EXERCISE AIM:
Set every line down exactly, from the one that has "Transcribe this image's" through the final one, and keep the pictures out.

PROVIDED ENTRIES:
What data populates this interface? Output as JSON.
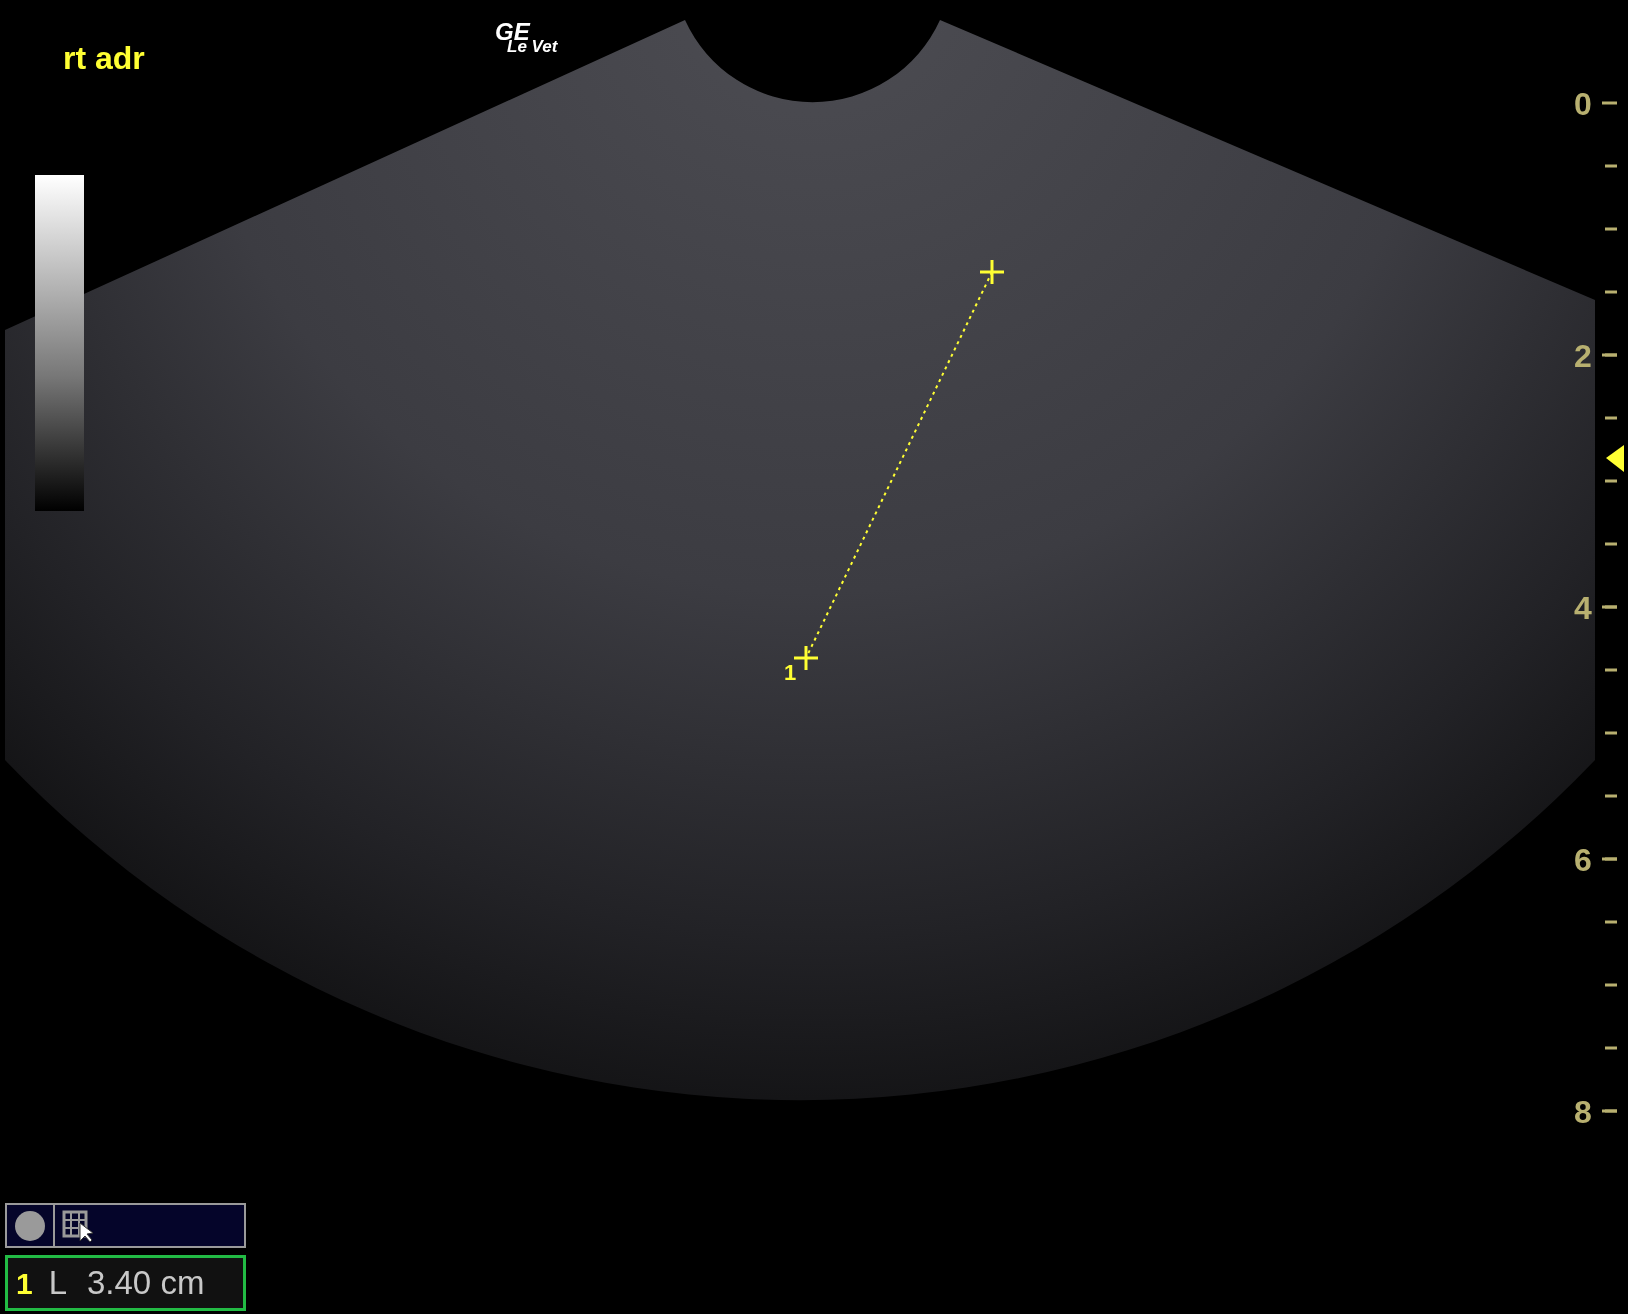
{
  "annotation": "rt adr",
  "logo": {
    "brand": "GE",
    "model": "Le Vet"
  },
  "depth_scale": [
    "0",
    "2",
    "4",
    "6",
    "8"
  ],
  "caliper": {
    "label": "1"
  },
  "measurements": [
    {
      "index": "1",
      "type": "L",
      "value": "3.40 cm"
    }
  ]
}
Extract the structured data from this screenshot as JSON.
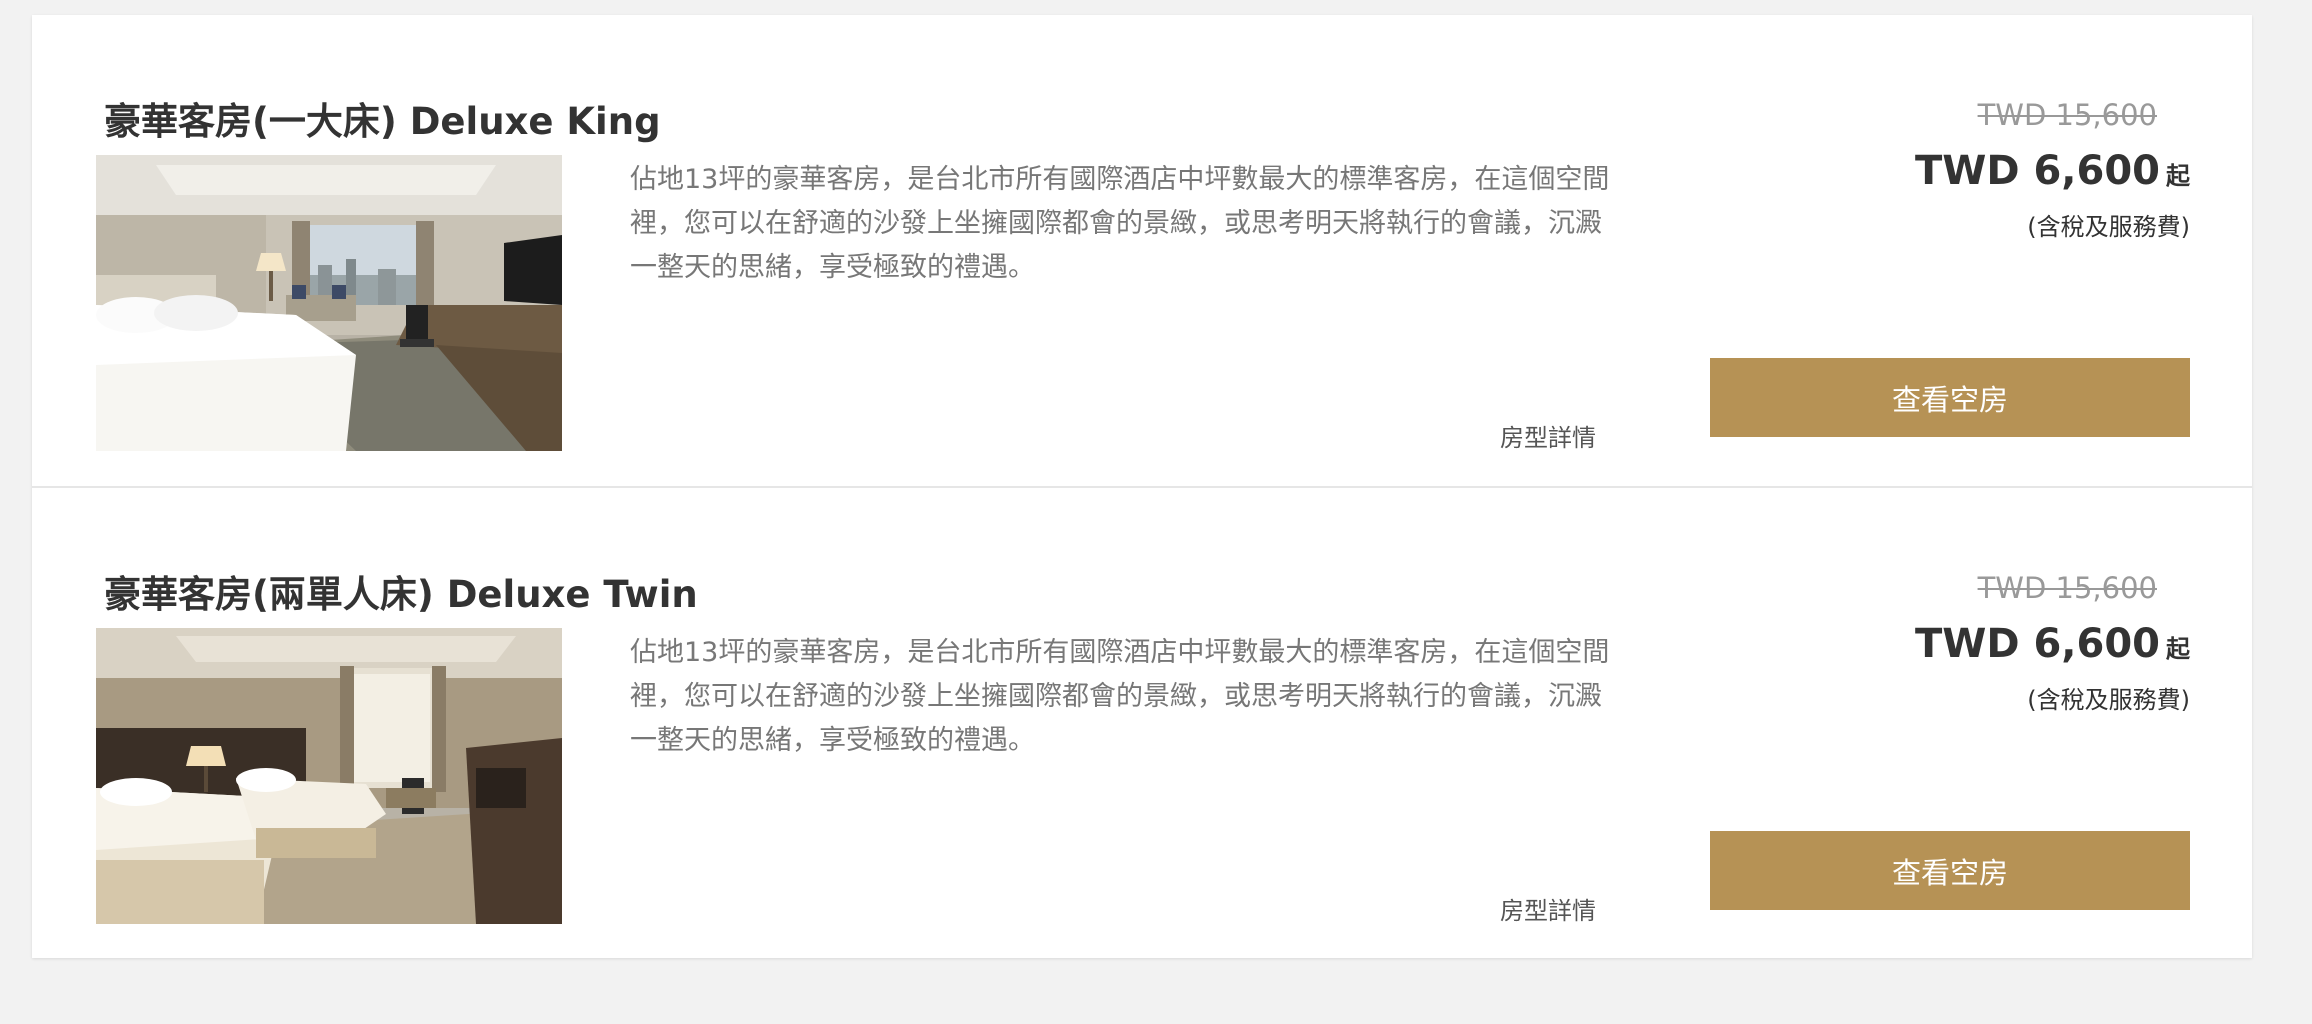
{
  "rooms": [
    {
      "title": "豪華客房(一大床) Deluxe King",
      "photo": "deluxe-king-room-photo",
      "description": "佔地13坪的豪華客房，是台北市所有國際酒店中坪數最大的標準客房，在這個空間裡，您可以在舒適的沙發上坐擁國際都會的景緻，或思考明天將執行的會議，沉澱一整天的思緒，享受極致的禮遇。",
      "details_link": "房型詳情",
      "original_price": "TWD 15,600",
      "price": "TWD 6,600",
      "price_suffix": "起",
      "price_note": "(含稅及服務費)",
      "button_label": "查看空房"
    },
    {
      "title": "豪華客房(兩單人床) Deluxe Twin",
      "photo": "deluxe-twin-room-photo",
      "description": "佔地13坪的豪華客房，是台北市所有國際酒店中坪數最大的標準客房，在這個空間裡，您可以在舒適的沙發上坐擁國際都會的景緻，或思考明天將執行的會議，沉澱一整天的思緒，享受極致的禮遇。",
      "details_link": "房型詳情",
      "original_price": "TWD 15,600",
      "price": "TWD 6,600",
      "price_suffix": "起",
      "price_note": "(含稅及服務費)",
      "button_label": "查看空房"
    }
  ],
  "colors": {
    "page_background": "#f2f2f2",
    "card_background": "#ffffff",
    "button_gold": "#b69255",
    "title_text": "#333333",
    "description_text": "#777777",
    "strikethrough_price": "#999999"
  }
}
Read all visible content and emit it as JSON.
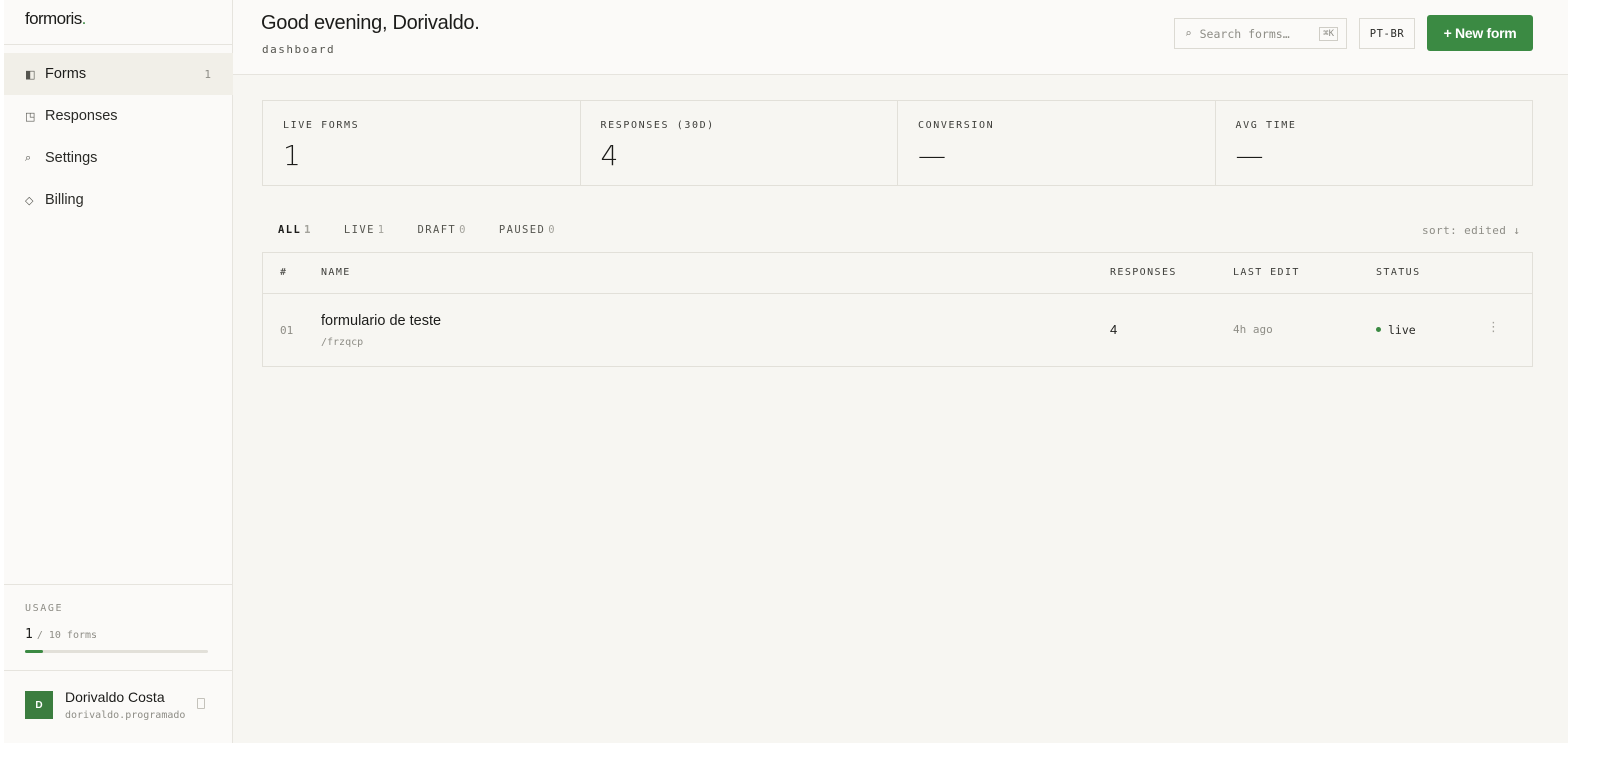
{
  "sidebar": {
    "logo": "formoris",
    "logo_dot": ".",
    "nav": [
      {
        "icon": "forms-icon",
        "glyph": "◧",
        "label": "Forms",
        "count": "1",
        "active": true
      },
      {
        "icon": "responses-icon",
        "glyph": "◳",
        "label": "Responses",
        "count": ""
      },
      {
        "icon": "settings-icon",
        "glyph": "⌕",
        "label": "Settings",
        "count": ""
      },
      {
        "icon": "billing-icon",
        "glyph": "◇",
        "label": "Billing",
        "count": ""
      }
    ],
    "usage": {
      "label": "USAGE",
      "used": "1",
      "of": "/ 10 forms",
      "fraction": 0.1
    },
    "user": {
      "initial": "D",
      "name": "Dorivaldo Costa",
      "email": "dorivaldo.programador"
    }
  },
  "header": {
    "greeting": "Good evening, Dorivaldo.",
    "subtitle": "dashboard",
    "search_placeholder": "Search forms…",
    "search_shortcut": "⌘K",
    "lang": "PT-BR",
    "new_button": "+ New form"
  },
  "stats": [
    {
      "label": "LIVE FORMS",
      "value": "1"
    },
    {
      "label": "RESPONSES (30D)",
      "value": "4"
    },
    {
      "label": "CONVERSION",
      "value": "—"
    },
    {
      "label": "AVG TIME",
      "value": "—"
    }
  ],
  "tabs": [
    {
      "label": "ALL",
      "count": "1",
      "active": true
    },
    {
      "label": "LIVE",
      "count": "1"
    },
    {
      "label": "DRAFT",
      "count": "0"
    },
    {
      "label": "PAUSED",
      "count": "0"
    }
  ],
  "sort": "sort: edited ↓",
  "table": {
    "columns": {
      "num": "#",
      "name": "NAME",
      "responses": "RESPONSES",
      "last_edit": "LAST EDIT",
      "status": "STATUS"
    },
    "rows": [
      {
        "num": "01",
        "name": "formulario de teste",
        "slug": "/frzqcp",
        "responses": "4",
        "last_edit": "4h ago",
        "status": "live",
        "more": "⋮"
      }
    ]
  },
  "colors": {
    "accent": "#3b8a43",
    "background": "#f7f6f2",
    "sidebar": "#fbfaf8"
  }
}
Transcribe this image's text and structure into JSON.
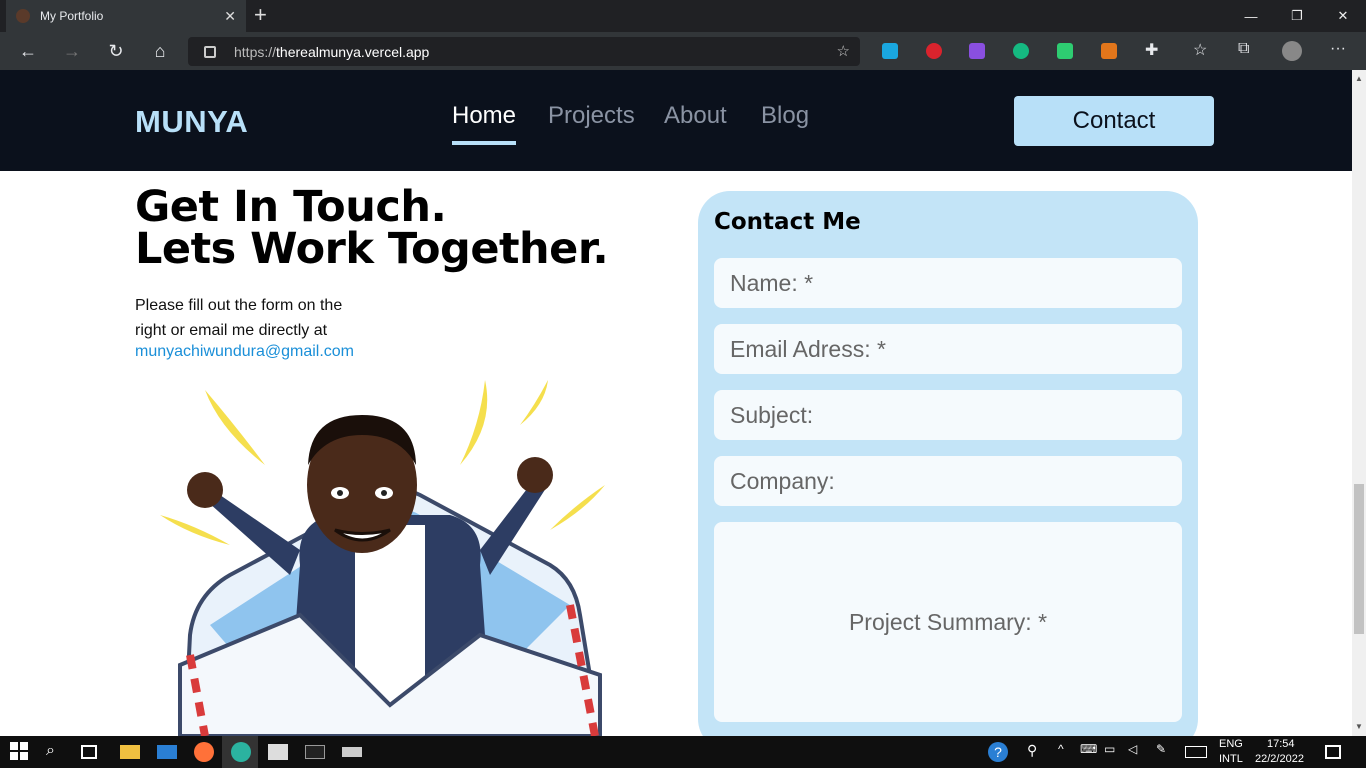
{
  "browser": {
    "tab_title": "My Portfolio",
    "url_scheme": "https://",
    "url_host": "therealmunya.vercel.app"
  },
  "site": {
    "logo": "MUNYA",
    "nav": [
      "Home",
      "Projects",
      "About",
      "Blog"
    ],
    "active_nav": "Home",
    "contact_button": "Contact"
  },
  "hero": {
    "headline_1": "Get In Touch.",
    "headline_2": "Lets Work Together.",
    "intro_1": "Please fill out the form on the",
    "intro_2": "right or email me directly at",
    "email": "munyachiwundura@gmail.com"
  },
  "form": {
    "title": "Contact Me",
    "name_placeholder": "Name: *",
    "email_placeholder": "Email Adress: *",
    "subject_placeholder": "Subject:",
    "company_placeholder": "Company:",
    "summary_placeholder": "Project Summary: *"
  },
  "taskbar": {
    "lang_1": "ENG",
    "lang_2": "INTL",
    "time": "17:54",
    "date": "22/2/2022"
  },
  "colors": {
    "accent": "#b8e0f8",
    "nav_bg": "#0b111c",
    "form_bg": "#c3e4f7",
    "link": "#1a8fd8"
  }
}
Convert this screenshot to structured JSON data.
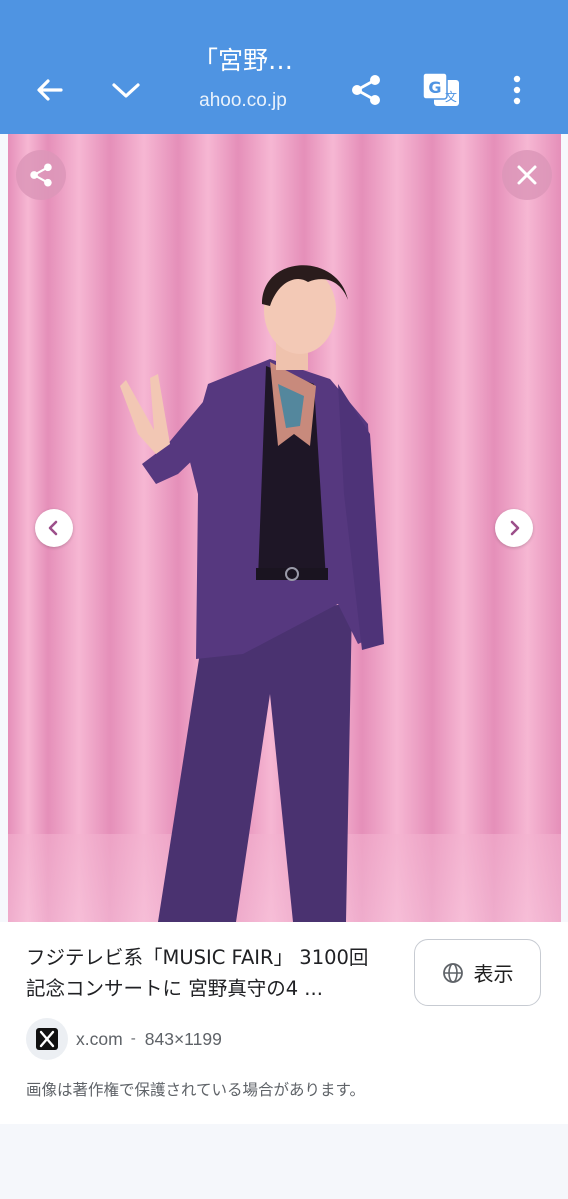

EXERCISE OUTPUT:
Transcribe this image's text and structure into JSON.
{
  "browser": {
    "tab_title": "My Portfolio",
    "url_scheme": "https://",
    "url_host": "therealmunya.vercel.app"
  },
  "site": {
    "logo": "MUNYA",
    "nav": [
      "Home",
      "Projects",
      "About",
      "Blog"
    ],
    "active_nav": "Home",
    "contact_button": "Contact"
  },
  "hero": {
    "headline_1": "Get In Touch.",
    "headline_2": "Lets Work Together.",
    "intro_1": "Please fill out the form on the",
    "intro_2": "right or email me directly at",
    "email": "munyachiwundura@gmail.com"
  },
  "form": {
    "title": "Contact Me",
    "name_placeholder": "Name: *",
    "email_placeholder": "Email Adress: *",
    "subject_placeholder": "Subject:",
    "company_placeholder": "Company:",
    "summary_placeholder": "Project Summary: *"
  },
  "taskbar": {
    "lang_1": "ENG",
    "lang_2": "INTL",
    "time": "17:54",
    "date": "22/2/2022"
  },
  "colors": {
    "accent": "#b8e0f8",
    "nav_bg": "#0b111c",
    "form_bg": "#c3e4f7",
    "link": "#1a8fd8"
  }
}
Convert this screenshot to structured JSON data.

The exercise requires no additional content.